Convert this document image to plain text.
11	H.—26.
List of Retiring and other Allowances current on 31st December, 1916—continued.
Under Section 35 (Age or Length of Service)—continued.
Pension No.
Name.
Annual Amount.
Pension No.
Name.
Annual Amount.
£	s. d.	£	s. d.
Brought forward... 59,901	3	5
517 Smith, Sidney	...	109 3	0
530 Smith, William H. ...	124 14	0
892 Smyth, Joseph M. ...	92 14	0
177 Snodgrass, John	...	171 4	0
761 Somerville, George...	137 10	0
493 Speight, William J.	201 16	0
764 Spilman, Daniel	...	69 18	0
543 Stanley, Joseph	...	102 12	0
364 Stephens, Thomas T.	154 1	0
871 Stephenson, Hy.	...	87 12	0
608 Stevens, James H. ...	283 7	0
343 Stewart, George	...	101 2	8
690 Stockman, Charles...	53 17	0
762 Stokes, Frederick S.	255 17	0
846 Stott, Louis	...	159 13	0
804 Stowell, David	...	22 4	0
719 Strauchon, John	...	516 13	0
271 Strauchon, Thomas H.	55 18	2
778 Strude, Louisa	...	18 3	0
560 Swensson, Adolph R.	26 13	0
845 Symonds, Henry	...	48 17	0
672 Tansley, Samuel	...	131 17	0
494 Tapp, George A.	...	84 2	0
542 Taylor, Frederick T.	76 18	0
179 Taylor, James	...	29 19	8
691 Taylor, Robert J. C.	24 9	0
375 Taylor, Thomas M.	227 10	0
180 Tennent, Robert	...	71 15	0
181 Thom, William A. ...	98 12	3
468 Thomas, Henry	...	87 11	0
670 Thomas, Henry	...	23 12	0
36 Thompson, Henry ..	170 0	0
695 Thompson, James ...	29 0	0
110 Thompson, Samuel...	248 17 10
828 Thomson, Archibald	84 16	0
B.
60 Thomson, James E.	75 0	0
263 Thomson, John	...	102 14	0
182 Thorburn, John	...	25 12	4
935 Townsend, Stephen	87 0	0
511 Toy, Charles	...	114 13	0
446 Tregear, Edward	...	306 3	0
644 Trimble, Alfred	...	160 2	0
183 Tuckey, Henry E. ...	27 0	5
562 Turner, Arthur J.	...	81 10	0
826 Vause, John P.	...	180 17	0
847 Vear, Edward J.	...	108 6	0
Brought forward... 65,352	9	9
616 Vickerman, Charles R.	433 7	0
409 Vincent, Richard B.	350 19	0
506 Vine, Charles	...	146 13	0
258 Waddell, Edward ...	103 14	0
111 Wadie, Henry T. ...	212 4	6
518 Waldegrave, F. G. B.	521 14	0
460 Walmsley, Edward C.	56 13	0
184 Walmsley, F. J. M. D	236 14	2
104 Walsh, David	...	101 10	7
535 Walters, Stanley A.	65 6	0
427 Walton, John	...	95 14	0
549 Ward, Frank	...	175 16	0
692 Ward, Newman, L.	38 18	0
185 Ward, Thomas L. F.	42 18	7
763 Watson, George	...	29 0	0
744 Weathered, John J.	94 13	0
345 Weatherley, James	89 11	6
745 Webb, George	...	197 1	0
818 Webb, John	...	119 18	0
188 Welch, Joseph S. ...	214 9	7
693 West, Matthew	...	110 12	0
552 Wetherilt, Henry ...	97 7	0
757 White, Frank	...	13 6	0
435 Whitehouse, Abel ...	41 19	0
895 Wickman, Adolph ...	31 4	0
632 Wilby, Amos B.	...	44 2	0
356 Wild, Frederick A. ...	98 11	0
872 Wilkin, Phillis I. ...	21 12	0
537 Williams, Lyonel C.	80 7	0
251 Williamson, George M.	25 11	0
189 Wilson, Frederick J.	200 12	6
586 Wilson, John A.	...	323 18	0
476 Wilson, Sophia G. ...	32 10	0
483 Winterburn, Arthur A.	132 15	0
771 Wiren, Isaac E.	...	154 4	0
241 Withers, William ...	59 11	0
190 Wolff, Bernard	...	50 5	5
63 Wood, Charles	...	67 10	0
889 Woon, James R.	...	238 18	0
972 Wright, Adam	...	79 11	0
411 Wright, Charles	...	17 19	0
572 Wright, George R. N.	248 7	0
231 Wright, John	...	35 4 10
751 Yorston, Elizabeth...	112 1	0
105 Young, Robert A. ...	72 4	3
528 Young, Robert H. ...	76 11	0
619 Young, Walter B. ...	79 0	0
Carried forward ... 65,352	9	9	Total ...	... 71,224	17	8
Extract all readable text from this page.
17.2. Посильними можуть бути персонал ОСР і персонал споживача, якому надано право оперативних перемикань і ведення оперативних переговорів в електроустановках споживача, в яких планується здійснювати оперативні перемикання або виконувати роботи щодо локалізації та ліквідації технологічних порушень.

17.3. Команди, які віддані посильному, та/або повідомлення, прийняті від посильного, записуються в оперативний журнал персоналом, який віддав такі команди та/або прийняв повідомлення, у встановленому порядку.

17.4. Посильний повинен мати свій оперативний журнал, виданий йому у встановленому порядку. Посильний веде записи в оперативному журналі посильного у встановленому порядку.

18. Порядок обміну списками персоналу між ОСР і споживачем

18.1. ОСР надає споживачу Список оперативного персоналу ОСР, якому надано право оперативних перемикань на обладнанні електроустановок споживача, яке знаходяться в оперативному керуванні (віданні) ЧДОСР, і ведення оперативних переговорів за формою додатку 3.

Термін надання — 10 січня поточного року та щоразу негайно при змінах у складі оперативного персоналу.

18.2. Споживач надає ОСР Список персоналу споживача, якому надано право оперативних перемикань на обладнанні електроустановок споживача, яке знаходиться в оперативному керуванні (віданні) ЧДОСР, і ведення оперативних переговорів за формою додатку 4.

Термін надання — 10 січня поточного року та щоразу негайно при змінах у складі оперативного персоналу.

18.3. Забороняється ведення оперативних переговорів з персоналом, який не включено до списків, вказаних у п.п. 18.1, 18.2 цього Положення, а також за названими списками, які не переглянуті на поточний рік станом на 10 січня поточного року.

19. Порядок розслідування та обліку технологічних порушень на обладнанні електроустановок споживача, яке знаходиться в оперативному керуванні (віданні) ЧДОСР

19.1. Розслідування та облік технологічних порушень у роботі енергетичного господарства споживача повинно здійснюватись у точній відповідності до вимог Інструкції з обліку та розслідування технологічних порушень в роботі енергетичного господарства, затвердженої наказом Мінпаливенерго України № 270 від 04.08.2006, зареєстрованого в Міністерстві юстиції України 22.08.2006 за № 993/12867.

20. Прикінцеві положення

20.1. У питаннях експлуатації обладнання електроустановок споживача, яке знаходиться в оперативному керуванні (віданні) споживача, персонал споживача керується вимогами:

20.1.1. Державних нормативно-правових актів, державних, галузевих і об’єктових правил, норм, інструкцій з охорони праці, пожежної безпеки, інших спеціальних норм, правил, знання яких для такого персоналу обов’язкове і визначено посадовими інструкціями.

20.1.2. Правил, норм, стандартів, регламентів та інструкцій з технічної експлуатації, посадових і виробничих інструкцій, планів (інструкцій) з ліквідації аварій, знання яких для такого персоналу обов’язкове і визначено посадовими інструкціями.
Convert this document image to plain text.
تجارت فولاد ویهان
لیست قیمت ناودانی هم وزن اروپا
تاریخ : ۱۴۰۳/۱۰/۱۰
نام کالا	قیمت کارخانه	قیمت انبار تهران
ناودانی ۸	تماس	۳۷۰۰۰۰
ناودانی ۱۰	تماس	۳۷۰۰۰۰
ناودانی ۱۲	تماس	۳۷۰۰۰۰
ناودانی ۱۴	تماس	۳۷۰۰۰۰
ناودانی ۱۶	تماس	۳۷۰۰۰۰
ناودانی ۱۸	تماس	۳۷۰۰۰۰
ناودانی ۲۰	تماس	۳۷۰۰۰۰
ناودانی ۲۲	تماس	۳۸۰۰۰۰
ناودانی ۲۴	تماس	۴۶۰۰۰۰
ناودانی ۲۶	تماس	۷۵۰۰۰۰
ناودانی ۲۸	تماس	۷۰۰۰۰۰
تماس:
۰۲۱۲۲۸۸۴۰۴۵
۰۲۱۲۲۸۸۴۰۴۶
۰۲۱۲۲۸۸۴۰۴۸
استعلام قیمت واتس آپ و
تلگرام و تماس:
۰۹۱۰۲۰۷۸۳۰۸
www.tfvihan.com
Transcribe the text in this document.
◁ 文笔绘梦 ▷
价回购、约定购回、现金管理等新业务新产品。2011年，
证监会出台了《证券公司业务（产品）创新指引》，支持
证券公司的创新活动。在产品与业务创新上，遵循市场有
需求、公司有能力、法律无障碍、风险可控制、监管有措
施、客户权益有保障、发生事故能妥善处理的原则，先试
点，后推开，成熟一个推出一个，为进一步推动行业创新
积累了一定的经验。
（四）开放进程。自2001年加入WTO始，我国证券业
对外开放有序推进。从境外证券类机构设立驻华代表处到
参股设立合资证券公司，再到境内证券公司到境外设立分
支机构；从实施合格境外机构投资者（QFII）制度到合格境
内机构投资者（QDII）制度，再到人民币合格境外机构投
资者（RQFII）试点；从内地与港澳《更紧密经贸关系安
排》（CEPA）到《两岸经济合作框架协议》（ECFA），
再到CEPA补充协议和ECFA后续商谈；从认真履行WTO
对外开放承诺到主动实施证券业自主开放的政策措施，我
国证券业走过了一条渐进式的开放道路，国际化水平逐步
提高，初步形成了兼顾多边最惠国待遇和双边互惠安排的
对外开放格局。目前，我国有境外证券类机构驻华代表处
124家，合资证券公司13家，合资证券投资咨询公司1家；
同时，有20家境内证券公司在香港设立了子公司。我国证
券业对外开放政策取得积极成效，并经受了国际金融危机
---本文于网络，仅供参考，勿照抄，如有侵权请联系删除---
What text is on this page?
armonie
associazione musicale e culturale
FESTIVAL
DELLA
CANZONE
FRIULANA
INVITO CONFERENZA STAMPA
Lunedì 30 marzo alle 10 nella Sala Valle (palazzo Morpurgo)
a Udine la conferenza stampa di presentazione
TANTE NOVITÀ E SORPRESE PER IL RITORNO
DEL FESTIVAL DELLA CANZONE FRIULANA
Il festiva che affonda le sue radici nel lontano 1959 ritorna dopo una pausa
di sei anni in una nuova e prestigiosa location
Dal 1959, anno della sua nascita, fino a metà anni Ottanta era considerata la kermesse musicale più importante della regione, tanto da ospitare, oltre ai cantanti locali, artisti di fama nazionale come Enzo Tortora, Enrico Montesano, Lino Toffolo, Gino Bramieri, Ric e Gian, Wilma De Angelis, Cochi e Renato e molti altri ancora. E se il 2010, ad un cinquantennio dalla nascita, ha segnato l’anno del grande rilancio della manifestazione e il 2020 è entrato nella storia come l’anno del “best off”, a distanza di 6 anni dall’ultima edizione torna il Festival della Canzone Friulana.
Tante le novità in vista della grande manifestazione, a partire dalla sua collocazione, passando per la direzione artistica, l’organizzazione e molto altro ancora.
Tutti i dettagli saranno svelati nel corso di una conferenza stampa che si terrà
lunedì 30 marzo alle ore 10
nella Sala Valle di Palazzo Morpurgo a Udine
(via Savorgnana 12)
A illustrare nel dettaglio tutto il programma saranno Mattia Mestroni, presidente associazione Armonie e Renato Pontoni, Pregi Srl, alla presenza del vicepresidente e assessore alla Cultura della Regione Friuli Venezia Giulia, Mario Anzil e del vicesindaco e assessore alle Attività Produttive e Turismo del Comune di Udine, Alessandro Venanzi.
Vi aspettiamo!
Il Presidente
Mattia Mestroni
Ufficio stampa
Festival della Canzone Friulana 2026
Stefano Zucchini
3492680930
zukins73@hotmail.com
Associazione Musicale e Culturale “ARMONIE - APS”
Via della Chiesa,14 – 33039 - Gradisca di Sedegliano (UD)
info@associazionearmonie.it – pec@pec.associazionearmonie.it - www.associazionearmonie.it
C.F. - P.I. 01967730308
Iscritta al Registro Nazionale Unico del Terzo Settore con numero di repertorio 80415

→ Task objective
Copy each line of the listing that includes "електроустановок".

→ Result of this task
18.1. ОСР надає споживачу Список оперативного персоналу ОСР, якому надано право оперативних перемикань на обладнанні електроустановок споживача, яке знаходяться в оперативному керуванні (віданні) ЧДОСР, і ведення оперативних переговорів за формою додатку 3.
18.2. Споживач надає ОСР Список персоналу споживача, якому надано право оперативних перемикань на обладнанні електроустановок споживача, яке знаходиться в оперативному керуванні (віданні) ЧДОСР, і ведення оперативних переговорів за формою додатку 4.
19. Порядок розслідування та обліку технологічних порушень на обладнанні електроустановок споживача, яке знаходиться в оперативному керуванні (віданні) ЧДОСР
20.1. У питаннях експлуатації обладнання електроустановок споживача, яке знаходиться в оперативному керуванні (віданні) споживача, персонал споживача керується вимогами:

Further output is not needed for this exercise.